▸ Source excerpt:
Florida Geography

The state of Florida is set on a peninsula between the Gulf of Mexico, the Atlantic Ocean, and the Straits of Florida. The state extends to the northwest into a panhandle along the northern Gulf of Mexico and spans two time zones. It shares boundaries with the states of Georgia and Alabama on the north, Alabama on the west, and the Atlantic Ocean on the south and east. Florida is located near some Caribbean countries, particularly, Cuba. The state’s extensive coastline made it a vulnerable target during World War II and so there were several government airstrips built throughout the state. Of these, about 400 airports are still in service.

Florida spans over 53,997 square miles of land area and over 11,761 square miles of water which is home to a diverse range of aquatic animals. The long coastline of the Gulf of Mexico on Florida’s western fringe has several world-famous beaches and lakes. The Atlantic Ocean in the east and the Straits of Florida to the south make it a beautiful peninsula. The landscape comprises three geographical land areas: the Atlantic Coastal Plain, the East Gulf Coastal Plain and the Florida Uplands. The eastern part is home to several coral reefs and sand islands while Southern Florida has a large swampy region that includes the Everglades and numerous islands known as the Florida Keys, the largest among which is Key Largo.

Time Zones

The Eastern part of Florida (which includes all the major towns and cities) fall in the Eastern Time Zone, which is 5 hours behind Greenwich Mean Time (GMT-5).
The Western part of the Florida panhandle falls in the Central Time Zone, which is 6 hours behind Greenwich Mean Time (GMT-6).

Gulf of Mexico

The northern and western shores of the state of Florida are lapped by the tropical waters of the Gulf of Mexico. This particular stretch of the state is home to several beaches, coral reefs, the Everglades, and islands called the Florida Keys. The Gulf of Mexico region can be divided into North Central Gulf Coast, which is home to Clearwater Beach; South Central Gulf Coast, with the historic Fort Myers; and the South Gulf Coast, a beautiful sun-drenched holiday destination complete with stunning beaches, cosmopolitan cities, exciting eco- parks and excellent shopping and nightlife opportunities. The outstanding natural environs support one of the most diverse selections of flora and fauna to be found anywhere in the USA. The region offers a range of outdoor activities such as surfing and scuba-diving to sailing and fishing. There are several marine, bird and wildlife reserves to explore.

[Element region listings]
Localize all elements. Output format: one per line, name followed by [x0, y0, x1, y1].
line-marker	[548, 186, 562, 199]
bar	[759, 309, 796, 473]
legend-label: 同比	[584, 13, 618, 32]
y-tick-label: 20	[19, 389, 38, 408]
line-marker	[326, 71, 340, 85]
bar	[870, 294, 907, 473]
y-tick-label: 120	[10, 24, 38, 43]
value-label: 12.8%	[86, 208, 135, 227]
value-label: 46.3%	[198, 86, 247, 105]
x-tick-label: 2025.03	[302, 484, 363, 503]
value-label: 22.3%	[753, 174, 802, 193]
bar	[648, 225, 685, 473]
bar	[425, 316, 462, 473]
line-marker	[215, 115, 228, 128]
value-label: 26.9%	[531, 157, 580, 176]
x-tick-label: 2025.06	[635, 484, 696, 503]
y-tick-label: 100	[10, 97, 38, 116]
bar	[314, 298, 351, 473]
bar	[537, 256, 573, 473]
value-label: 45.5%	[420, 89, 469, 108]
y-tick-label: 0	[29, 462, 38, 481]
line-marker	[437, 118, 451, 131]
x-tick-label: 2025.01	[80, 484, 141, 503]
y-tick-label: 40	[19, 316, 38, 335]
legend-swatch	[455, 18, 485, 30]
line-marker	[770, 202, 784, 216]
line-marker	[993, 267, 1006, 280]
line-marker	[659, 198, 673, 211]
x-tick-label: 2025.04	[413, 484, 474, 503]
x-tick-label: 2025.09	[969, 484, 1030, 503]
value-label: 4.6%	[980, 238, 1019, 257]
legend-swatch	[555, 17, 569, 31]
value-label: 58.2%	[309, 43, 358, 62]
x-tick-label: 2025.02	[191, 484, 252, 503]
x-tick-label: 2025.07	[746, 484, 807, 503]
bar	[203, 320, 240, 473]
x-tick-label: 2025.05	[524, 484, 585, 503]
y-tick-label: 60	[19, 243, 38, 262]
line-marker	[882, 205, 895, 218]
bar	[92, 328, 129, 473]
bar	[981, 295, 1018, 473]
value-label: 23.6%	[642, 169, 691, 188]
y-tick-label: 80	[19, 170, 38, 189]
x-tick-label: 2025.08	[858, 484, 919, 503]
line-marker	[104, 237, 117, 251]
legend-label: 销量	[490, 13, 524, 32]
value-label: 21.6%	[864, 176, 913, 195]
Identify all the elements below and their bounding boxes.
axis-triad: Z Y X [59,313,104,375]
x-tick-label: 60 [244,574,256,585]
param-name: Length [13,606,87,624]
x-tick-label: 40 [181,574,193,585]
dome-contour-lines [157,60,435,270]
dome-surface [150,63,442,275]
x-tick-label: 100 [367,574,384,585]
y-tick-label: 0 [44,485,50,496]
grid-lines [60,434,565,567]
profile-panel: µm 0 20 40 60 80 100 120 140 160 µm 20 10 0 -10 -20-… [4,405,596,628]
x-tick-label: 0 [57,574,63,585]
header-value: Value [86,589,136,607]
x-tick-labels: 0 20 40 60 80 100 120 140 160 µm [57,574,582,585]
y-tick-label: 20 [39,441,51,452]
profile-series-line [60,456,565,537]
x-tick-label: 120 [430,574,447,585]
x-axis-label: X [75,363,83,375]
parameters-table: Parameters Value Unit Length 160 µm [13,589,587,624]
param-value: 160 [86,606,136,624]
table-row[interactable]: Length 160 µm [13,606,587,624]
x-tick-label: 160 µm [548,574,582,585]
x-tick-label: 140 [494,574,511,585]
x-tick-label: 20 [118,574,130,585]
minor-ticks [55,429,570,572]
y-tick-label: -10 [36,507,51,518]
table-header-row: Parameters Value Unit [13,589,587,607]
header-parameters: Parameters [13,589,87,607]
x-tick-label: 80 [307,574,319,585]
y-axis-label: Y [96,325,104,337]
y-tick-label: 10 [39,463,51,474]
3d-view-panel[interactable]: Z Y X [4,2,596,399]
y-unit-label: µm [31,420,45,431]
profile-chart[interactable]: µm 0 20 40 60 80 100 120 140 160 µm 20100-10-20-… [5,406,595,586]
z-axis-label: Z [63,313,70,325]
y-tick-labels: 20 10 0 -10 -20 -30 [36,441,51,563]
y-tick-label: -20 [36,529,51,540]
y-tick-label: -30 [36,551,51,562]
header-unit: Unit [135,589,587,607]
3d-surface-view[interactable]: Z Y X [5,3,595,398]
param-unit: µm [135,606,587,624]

▸ To-do list:
1. Name the three geographical land areas that the Florida geography text says make up the state's landscape.
2. Reproduce the Florida geography text word for word, from "Florida Geography" through "still in service.".

▸ Answers below:
1.
- Atlantic Coastal Plain
- East Gulf Coastal Plain
- Florida Uplands

2.
Florida Geography

The state of Florida is set on a peninsula between the Gulf of Mexico, the Atlantic Ocean, and the Straits of Florida. The state extends to the northwest into a panhandle along the northern Gulf of Mexico and spans two time zones. It shares boundaries with the states of Georgia and Alabama on the north, Alabama on the west, and the Atlantic Ocean on the south and east. Florida is located near some Caribbean countries, particularly, Cuba. The state’s extensive coastline made it a vulnerable target during World War II and so there were several government airstrips built throughout the state. Of these, about 400 airports are still in service.